▶ [DATA TO USE]:
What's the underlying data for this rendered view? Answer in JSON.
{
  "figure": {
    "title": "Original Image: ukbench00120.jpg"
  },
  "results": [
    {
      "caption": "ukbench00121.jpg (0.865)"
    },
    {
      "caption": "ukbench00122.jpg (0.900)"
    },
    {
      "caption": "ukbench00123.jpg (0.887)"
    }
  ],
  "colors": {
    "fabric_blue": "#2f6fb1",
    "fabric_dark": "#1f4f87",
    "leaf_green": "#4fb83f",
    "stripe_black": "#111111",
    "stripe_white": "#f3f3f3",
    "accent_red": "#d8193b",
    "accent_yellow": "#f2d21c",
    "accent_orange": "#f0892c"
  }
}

▶ [WORK TO BE COMPLETED]: Retype every entry above, word for word.

▶ [RESPONSE TO THE EXERCISE]:
What's the underlying data for this rendered view? Answer in JSON.
{
  "figure": {
    "title": "Original Image: ukbench00120.jpg"
  },
  "results": [
    {
      "caption": "ukbench00121.jpg (0.865)"
    },
    {
      "caption": "ukbench00122.jpg (0.900)"
    },
    {
      "caption": "ukbench00123.jpg (0.887)"
    }
  ],
  "colors": {
    "fabric_blue": "#2f6fb1",
    "fabric_dark": "#1f4f87",
    "leaf_green": "#4fb83f",
    "stripe_black": "#111111",
    "stripe_white": "#f3f3f3",
    "accent_red": "#d8193b",
    "accent_yellow": "#f2d21c",
    "accent_orange": "#f0892c"
  }
}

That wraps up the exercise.